> [PROVIDED DATA]

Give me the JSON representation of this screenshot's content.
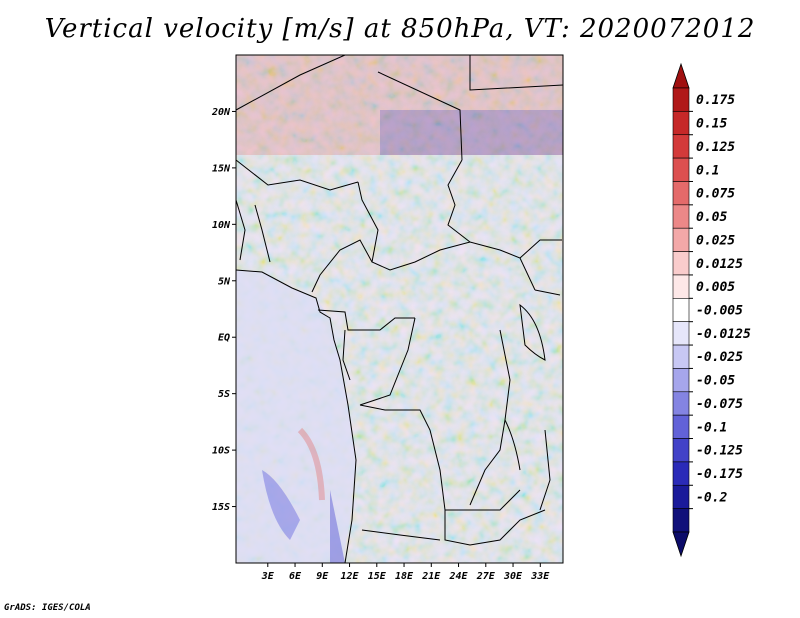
{
  "title": "Vertical velocity [m/s] at 850hPa, VT: 2020072012",
  "credit": "GrADS: IGES/COLA",
  "map": {
    "lon_range": [
      -0.5,
      35.5
    ],
    "lat_range": [
      -20,
      25
    ],
    "lat_ticks": [
      {
        "value": 20,
        "label": "20N"
      },
      {
        "value": 15,
        "label": "15N"
      },
      {
        "value": 10,
        "label": "10N"
      },
      {
        "value": 5,
        "label": "5N"
      },
      {
        "value": 0,
        "label": "EQ"
      },
      {
        "value": -5,
        "label": "5S"
      },
      {
        "value": -10,
        "label": "10S"
      },
      {
        "value": -15,
        "label": "15S"
      }
    ],
    "lon_ticks": [
      {
        "value": 3,
        "label": "3E"
      },
      {
        "value": 6,
        "label": "6E"
      },
      {
        "value": 9,
        "label": "9E"
      },
      {
        "value": 12,
        "label": "12E"
      },
      {
        "value": 15,
        "label": "15E"
      },
      {
        "value": 18,
        "label": "18E"
      },
      {
        "value": 21,
        "label": "21E"
      },
      {
        "value": 24,
        "label": "24E"
      },
      {
        "value": 27,
        "label": "27E"
      },
      {
        "value": 30,
        "label": "30E"
      },
      {
        "value": 33,
        "label": "33E"
      }
    ],
    "field_note": "shaded vertical velocity field"
  },
  "colorbar": {
    "labels": [
      "0.175",
      "0.15",
      "0.125",
      "0.1",
      "0.075",
      "0.05",
      "0.025",
      "0.0125",
      "0.005",
      "-0.005",
      "-0.0125",
      "-0.025",
      "-0.05",
      "-0.075",
      "-0.1",
      "-0.125",
      "-0.175",
      "-0.2"
    ],
    "colors": [
      "#b01818",
      "#c62828",
      "#d33a3a",
      "#dc5050",
      "#e46a6a",
      "#ec8888",
      "#f3a8a8",
      "#f9cccc",
      "#fde8e8",
      "#ffffff",
      "#e6e6fa",
      "#c8c8f4",
      "#a6a6ec",
      "#8484e2",
      "#6262d8",
      "#4242c8",
      "#2a2ab8",
      "#1a1a9a",
      "#10107a"
    ],
    "top_arrow_color": "#a01010",
    "bottom_arrow_color": "#0c0c6a"
  }
}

> [WHAT IS NEEDED]
Restate the whole of the material word for word without the pictures.

> [ANSWER]
Give me the JSON representation of this screenshot's content.
{
  "title": "Vertical velocity [m/s] at 850hPa, VT: 2020072012",
  "credit": "GrADS: IGES/COLA",
  "map": {
    "lon_range": [
      -0.5,
      35.5
    ],
    "lat_range": [
      -20,
      25
    ],
    "lat_ticks": [
      {
        "value": 20,
        "label": "20N"
      },
      {
        "value": 15,
        "label": "15N"
      },
      {
        "value": 10,
        "label": "10N"
      },
      {
        "value": 5,
        "label": "5N"
      },
      {
        "value": 0,
        "label": "EQ"
      },
      {
        "value": -5,
        "label": "5S"
      },
      {
        "value": -10,
        "label": "10S"
      },
      {
        "value": -15,
        "label": "15S"
      }
    ],
    "lon_ticks": [
      {
        "value": 3,
        "label": "3E"
      },
      {
        "value": 6,
        "label": "6E"
      },
      {
        "value": 9,
        "label": "9E"
      },
      {
        "value": 12,
        "label": "12E"
      },
      {
        "value": 15,
        "label": "15E"
      },
      {
        "value": 18,
        "label": "18E"
      },
      {
        "value": 21,
        "label": "21E"
      },
      {
        "value": 24,
        "label": "24E"
      },
      {
        "value": 27,
        "label": "27E"
      },
      {
        "value": 30,
        "label": "30E"
      },
      {
        "value": 33,
        "label": "33E"
      }
    ],
    "field_note": "shaded vertical velocity field"
  },
  "colorbar": {
    "labels": [
      "0.175",
      "0.15",
      "0.125",
      "0.1",
      "0.075",
      "0.05",
      "0.025",
      "0.0125",
      "0.005",
      "-0.005",
      "-0.0125",
      "-0.025",
      "-0.05",
      "-0.075",
      "-0.1",
      "-0.125",
      "-0.175",
      "-0.2"
    ],
    "colors": [
      "#b01818",
      "#c62828",
      "#d33a3a",
      "#dc5050",
      "#e46a6a",
      "#ec8888",
      "#f3a8a8",
      "#f9cccc",
      "#fde8e8",
      "#ffffff",
      "#e6e6fa",
      "#c8c8f4",
      "#a6a6ec",
      "#8484e2",
      "#6262d8",
      "#4242c8",
      "#2a2ab8",
      "#1a1a9a",
      "#10107a"
    ],
    "top_arrow_color": "#a01010",
    "bottom_arrow_color": "#0c0c6a"
  }
}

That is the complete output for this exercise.